Task —
Report every line in the listing that contains the string "stainless".

Provided data —
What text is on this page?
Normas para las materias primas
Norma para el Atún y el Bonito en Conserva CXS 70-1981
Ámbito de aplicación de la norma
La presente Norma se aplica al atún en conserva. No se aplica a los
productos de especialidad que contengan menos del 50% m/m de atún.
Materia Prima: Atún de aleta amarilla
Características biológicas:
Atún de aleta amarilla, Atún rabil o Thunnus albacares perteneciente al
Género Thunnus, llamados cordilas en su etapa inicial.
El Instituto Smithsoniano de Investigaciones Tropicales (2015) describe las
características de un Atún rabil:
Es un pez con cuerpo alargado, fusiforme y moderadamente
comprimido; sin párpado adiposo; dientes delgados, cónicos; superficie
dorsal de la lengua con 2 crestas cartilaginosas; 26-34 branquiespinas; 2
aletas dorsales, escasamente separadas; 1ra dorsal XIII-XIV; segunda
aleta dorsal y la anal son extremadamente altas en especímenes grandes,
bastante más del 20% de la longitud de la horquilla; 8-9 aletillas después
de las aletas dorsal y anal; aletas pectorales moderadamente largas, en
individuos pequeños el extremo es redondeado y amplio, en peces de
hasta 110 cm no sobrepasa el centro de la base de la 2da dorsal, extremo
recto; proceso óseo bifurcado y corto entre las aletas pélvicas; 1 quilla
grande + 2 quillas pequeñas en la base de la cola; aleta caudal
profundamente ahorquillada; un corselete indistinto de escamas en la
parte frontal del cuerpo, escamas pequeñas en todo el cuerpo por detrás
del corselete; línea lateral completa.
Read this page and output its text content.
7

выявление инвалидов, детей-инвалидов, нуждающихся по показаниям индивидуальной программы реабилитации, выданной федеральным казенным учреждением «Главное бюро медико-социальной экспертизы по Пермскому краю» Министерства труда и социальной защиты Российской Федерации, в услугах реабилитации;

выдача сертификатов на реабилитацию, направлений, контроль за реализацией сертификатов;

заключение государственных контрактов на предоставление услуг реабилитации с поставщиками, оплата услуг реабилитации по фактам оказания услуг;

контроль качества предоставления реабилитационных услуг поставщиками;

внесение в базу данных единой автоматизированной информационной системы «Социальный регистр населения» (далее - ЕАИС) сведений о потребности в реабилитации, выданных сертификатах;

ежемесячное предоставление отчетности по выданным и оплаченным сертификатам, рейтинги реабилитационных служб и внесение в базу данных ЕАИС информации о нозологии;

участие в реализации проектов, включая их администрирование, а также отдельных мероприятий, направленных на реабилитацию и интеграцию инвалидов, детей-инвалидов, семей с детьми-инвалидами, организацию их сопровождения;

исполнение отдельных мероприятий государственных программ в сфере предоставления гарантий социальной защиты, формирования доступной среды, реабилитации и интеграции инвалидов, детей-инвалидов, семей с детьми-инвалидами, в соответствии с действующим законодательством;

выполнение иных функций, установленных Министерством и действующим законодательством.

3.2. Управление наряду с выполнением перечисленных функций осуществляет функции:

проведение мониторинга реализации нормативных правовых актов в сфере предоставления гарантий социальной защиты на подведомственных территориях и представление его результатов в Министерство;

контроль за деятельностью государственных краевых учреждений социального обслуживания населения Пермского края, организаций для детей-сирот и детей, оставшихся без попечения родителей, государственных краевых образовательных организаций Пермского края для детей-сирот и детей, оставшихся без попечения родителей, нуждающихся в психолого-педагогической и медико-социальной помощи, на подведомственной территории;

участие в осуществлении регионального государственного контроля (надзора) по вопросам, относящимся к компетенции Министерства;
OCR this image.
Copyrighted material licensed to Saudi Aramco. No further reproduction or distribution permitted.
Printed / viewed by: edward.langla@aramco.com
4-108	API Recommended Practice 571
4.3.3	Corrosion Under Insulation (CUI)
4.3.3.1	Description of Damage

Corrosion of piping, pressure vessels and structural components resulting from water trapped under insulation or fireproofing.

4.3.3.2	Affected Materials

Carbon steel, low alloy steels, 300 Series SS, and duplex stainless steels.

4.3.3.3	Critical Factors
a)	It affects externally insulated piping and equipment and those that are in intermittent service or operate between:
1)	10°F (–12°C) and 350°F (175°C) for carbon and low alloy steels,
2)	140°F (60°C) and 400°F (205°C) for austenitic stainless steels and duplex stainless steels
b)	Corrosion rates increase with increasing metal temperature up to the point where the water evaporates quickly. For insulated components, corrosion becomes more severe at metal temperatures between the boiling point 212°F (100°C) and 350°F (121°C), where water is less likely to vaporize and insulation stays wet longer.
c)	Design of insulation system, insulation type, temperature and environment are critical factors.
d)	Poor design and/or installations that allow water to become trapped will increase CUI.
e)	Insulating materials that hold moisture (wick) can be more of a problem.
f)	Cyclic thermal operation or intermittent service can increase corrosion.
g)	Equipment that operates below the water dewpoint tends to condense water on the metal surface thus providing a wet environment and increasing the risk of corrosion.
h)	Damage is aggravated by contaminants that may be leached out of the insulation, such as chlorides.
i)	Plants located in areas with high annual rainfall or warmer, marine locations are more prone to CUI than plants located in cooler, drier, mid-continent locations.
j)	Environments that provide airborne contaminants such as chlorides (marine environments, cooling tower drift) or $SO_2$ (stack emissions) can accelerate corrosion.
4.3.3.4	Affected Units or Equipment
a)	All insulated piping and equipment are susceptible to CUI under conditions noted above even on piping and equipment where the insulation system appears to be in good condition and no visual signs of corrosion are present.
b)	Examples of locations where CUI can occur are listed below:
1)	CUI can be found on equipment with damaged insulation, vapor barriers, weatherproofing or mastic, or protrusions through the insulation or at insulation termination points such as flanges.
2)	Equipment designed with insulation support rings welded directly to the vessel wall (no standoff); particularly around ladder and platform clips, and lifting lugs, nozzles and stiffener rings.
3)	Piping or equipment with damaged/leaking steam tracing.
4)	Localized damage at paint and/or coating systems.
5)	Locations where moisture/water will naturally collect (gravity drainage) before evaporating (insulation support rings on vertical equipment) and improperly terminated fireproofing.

Written response —
Carbon steel, low alloy steels, 300 Series SS, and duplex stainless steels.
2)	140°F (60°C) and 400°F (205°C) for austenitic stainless steels and duplex stainless steels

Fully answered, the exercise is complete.